### [WHAT THIS TASK INVOLVES]
Provide an exact copy of the data, excluding the images.

+++

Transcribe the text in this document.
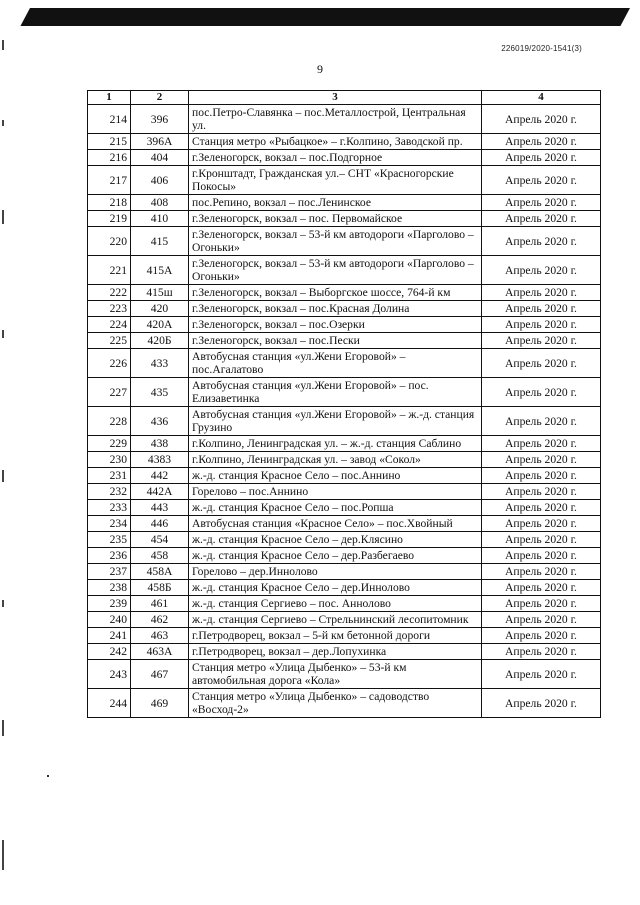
226019/2020-1541(3)
9
1	2	3	4
214	396	пос.Петро-Славянка – пос.Металлострой, Центральная ул.	Апрель 2020 г.
215	396А	Станция метро «Рыбацкое» – г.Колпино, Заводской пр.	Апрель 2020 г.
216	404	г.Зеленогорск, вокзал – пос.Подгорное	Апрель 2020 г.
217	406	г.Кронштадт, Гражданская ул.– СНТ «Красногорские Покосы»	Апрель 2020 г.
218	408	пос.Репино, вокзал – пос.Ленинское	Апрель 2020 г.
219	410	г.Зеленогорск, вокзал – пос. Первомайское	Апрель 2020 г.
220	415	г.Зеленогорск, вокзал – 53-й км автодороги «Парголово – Огоньки»	Апрель 2020 г.
221	415А	г.Зеленогорск, вокзал – 53-й км автодороги «Парголово – Огоньки»	Апрель 2020 г.
222	415ш	г.Зеленогорск, вокзал – Выборгское шоссе, 764-й км	Апрель 2020 г.
223	420	г.Зеленогорск, вокзал – пос.Красная Долина	Апрель 2020 г.
224	420А	г.Зеленогорск, вокзал – пос.Озерки	Апрель 2020 г.
225	420Б	г.Зеленогорск, вокзал – пос.Пески	Апрель 2020 г.
226	433	Автобусная станция «ул.Жени Егоровой» – пос.Агалатово	Апрель 2020 г.
227	435	Автобусная станция «ул.Жени Егоровой» – пос. Елизаветинка	Апрель 2020 г.
228	436	Автобусная станция «ул.Жени Егоровой» – ж.-д. станция Грузино	Апрель 2020 г.
229	438	г.Колпино, Ленинградская ул. – ж.-д. станция Саблино	Апрель 2020 г.
230	4383	г.Колпино, Ленинградская ул. – завод «Сокол»	Апрель 2020 г.
231	442	ж.-д. станция Красное Село – пос.Аннино	Апрель 2020 г.
232	442А	Горелово – пос.Аннино	Апрель 2020 г.
233	443	ж.-д. станция Красное Село – пос.Ропша	Апрель 2020 г.
234	446	Автобусная станция «Красное Село» – пос.Хвойный	Апрель 2020 г.
235	454	ж.-д. станция Красное Село – дер.Клясино	Апрель 2020 г.
236	458	ж.-д. станция Красное Село – дер.Разбегаево	Апрель 2020 г.
237	458А	Горелово – дер.Иннолово	Апрель 2020 г.
238	458Б	ж.-д. станция Красное Село – дер.Иннолово	Апрель 2020 г.
239	461	ж.-д. станция Сергиево – пос. Аннолово	Апрель 2020 г.
240	462	ж.-д. станция Сергиево – Стрельнинский лесопитомник	Апрель 2020 г.
241	463	г.Петродворец, вокзал – 5-й км бетонной дороги	Апрель 2020 г.
242	463А	г.Петродворец, вокзал – дер.Лопухинка	Апрель 2020 г.
243	467	Станция метро «Улица Дыбенко» – 53-й км автомобильная дорога «Кола»	Апрель 2020 г.
244	469	Станция метро «Улица Дыбенко» – садоводство «Восход-2»	Апрель 2020 г.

+++

### [WRITTEN ANSWER]
Transcribe the text in this document.
226019/2020-1541(3)
9
1	2	3	4
214	396	пос.Петро-Славянка – пос.Металлострой, Центральная ул.	Апрель 2020 г.
215	396А	Станция метро «Рыбацкое» – г.Колпино, Заводской пр.	Апрель 2020 г.
216	404	г.Зеленогорск, вокзал – пос.Подгорное	Апрель 2020 г.
217	406	г.Кронштадт, Гражданская ул.– СНТ «Красногорские Покосы»	Апрель 2020 г.
218	408	пос.Репино, вокзал – пос.Ленинское	Апрель 2020 г.
219	410	г.Зеленогорск, вокзал – пос. Первомайское	Апрель 2020 г.
220	415	г.Зеленогорск, вокзал – 53-й км автодороги «Парголово – Огоньки»	Апрель 2020 г.
221	415А	г.Зеленогорск, вокзал – 53-й км автодороги «Парголово – Огоньки»	Апрель 2020 г.
222	415ш	г.Зеленогорск, вокзал – Выборгское шоссе, 764-й км	Апрель 2020 г.
223	420	г.Зеленогорск, вокзал – пос.Красная Долина	Апрель 2020 г.
224	420А	г.Зеленогорск, вокзал – пос.Озерки	Апрель 2020 г.
225	420Б	г.Зеленогорск, вокзал – пос.Пески	Апрель 2020 г.
226	433	Автобусная станция «ул.Жени Егоровой» – пос.Агалатово	Апрель 2020 г.
227	435	Автобусная станция «ул.Жени Егоровой» – пос. Елизаветинка	Апрель 2020 г.
228	436	Автобусная станция «ул.Жени Егоровой» – ж.-д. станция Грузино	Апрель 2020 г.
229	438	г.Колпино, Ленинградская ул. – ж.-д. станция Саблино	Апрель 2020 г.
230	4383	г.Колпино, Ленинградская ул. – завод «Сокол»	Апрель 2020 г.
231	442	ж.-д. станция Красное Село – пос.Аннино	Апрель 2020 г.
232	442А	Горелово – пос.Аннино	Апрель 2020 г.
233	443	ж.-д. станция Красное Село – пос.Ропша	Апрель 2020 г.
234	446	Автобусная станция «Красное Село» – пос.Хвойный	Апрель 2020 г.
235	454	ж.-д. станция Красное Село – дер.Клясино	Апрель 2020 г.
236	458	ж.-д. станция Красное Село – дер.Разбегаево	Апрель 2020 г.
237	458А	Горелово – дер.Иннолово	Апрель 2020 г.
238	458Б	ж.-д. станция Красное Село – дер.Иннолово	Апрель 2020 г.
239	461	ж.-д. станция Сергиево – пос. Аннолово	Апрель 2020 г.
240	462	ж.-д. станция Сергиево – Стрельнинский лесопитомник	Апрель 2020 г.
241	463	г.Петродворец, вокзал – 5-й км бетонной дороги	Апрель 2020 г.
242	463А	г.Петродворец, вокзал – дер.Лопухинка	Апрель 2020 г.
243	467	Станция метро «Улица Дыбенко» – 53-й км автомобильная дорога «Кола»	Апрель 2020 г.
244	469	Станция метро «Улица Дыбенко» – садоводство «Восход-2»	Апрель 2020 г.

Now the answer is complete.